For the listing below, give the count of lines containing "First", and no other text.

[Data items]
---

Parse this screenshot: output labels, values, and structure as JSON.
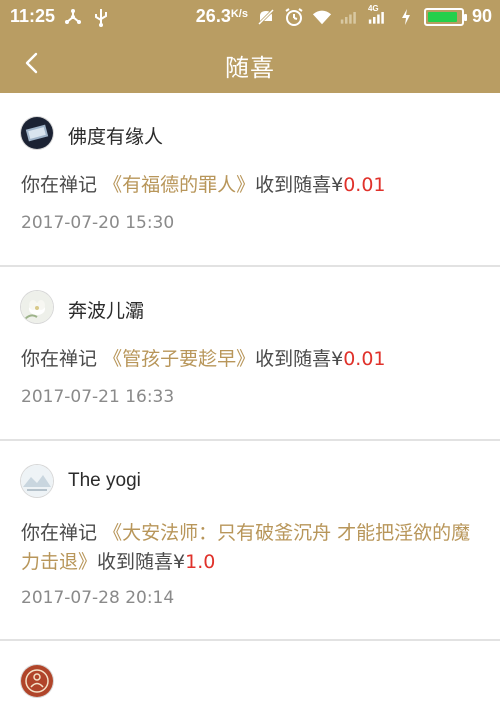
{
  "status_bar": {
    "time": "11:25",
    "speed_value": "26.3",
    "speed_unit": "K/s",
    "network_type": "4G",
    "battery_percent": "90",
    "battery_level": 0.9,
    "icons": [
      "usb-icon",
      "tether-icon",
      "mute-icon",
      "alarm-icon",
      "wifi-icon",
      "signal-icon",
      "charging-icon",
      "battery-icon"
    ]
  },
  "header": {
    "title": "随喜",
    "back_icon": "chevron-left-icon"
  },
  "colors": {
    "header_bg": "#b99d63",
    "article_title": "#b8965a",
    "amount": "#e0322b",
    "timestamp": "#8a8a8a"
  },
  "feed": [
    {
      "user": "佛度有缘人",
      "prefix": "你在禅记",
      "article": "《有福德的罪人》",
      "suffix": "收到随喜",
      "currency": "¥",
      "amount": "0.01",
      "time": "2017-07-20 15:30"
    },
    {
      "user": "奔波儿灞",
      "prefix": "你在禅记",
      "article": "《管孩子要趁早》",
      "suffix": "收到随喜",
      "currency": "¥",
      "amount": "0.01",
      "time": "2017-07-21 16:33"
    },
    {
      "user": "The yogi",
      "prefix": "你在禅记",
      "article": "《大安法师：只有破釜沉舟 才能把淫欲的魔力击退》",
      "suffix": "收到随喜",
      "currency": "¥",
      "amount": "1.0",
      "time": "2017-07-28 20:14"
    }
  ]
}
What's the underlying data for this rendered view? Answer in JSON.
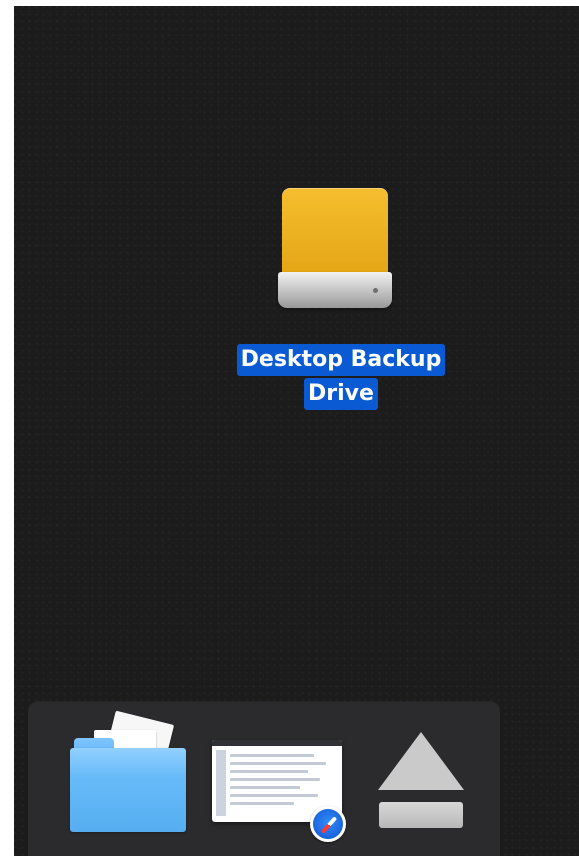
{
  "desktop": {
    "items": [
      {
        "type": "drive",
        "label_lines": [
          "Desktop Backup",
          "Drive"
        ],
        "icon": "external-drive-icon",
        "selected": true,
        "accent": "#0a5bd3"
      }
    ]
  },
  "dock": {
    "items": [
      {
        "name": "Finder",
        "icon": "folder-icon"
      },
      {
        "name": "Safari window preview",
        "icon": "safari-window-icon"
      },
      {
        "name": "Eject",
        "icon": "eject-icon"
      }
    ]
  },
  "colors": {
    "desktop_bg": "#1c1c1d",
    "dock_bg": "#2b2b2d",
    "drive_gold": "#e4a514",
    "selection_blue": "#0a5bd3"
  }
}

---

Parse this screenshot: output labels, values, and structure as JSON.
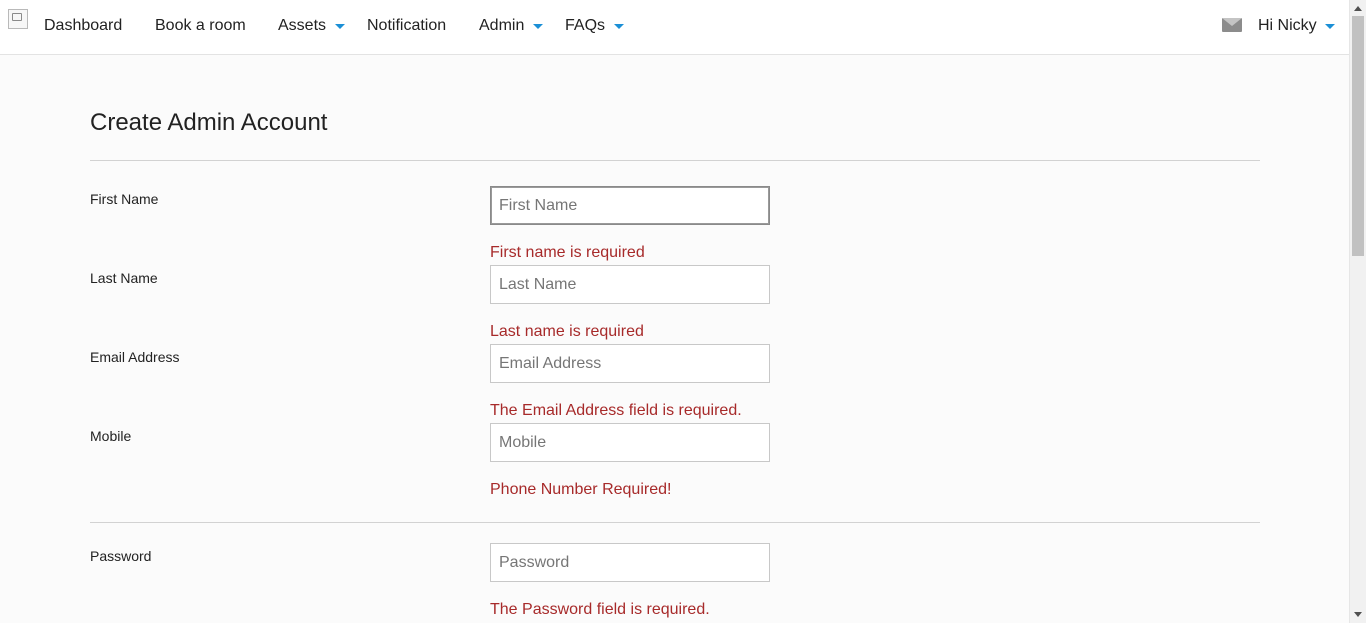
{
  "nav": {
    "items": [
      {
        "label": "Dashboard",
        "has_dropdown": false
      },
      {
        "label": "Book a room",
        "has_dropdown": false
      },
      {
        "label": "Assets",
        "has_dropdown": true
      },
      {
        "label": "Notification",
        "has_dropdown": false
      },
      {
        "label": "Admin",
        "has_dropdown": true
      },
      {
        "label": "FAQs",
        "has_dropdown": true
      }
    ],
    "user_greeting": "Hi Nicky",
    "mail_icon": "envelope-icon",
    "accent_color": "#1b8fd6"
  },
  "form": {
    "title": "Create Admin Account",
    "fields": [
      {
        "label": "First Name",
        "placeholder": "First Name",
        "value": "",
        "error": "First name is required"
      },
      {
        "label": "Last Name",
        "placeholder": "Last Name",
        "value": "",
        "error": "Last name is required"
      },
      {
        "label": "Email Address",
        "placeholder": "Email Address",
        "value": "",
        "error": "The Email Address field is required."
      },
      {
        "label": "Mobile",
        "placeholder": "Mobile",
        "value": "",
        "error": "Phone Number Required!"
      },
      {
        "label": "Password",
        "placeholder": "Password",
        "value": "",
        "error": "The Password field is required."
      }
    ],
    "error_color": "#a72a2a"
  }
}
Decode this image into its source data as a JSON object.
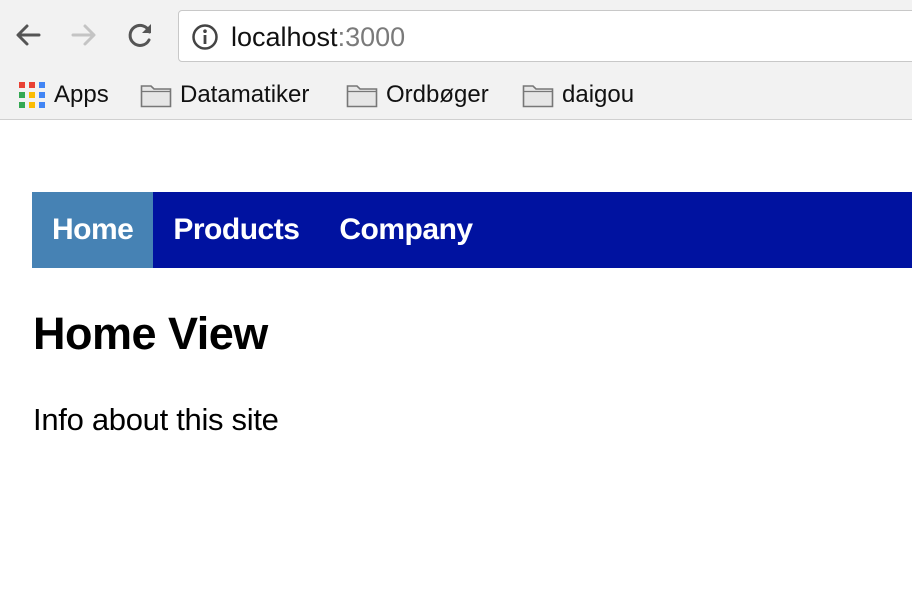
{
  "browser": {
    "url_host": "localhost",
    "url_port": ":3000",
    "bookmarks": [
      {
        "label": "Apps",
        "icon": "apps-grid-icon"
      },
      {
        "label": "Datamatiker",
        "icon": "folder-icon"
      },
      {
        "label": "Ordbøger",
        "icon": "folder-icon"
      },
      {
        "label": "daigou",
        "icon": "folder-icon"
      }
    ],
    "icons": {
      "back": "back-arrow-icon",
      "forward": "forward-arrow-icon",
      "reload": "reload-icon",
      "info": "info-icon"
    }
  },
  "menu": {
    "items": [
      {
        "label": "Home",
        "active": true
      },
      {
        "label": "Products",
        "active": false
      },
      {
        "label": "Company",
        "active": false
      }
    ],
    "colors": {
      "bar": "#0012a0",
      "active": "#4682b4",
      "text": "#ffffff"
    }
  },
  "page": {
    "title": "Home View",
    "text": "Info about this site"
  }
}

---

- WRITTEN RESPONSE
3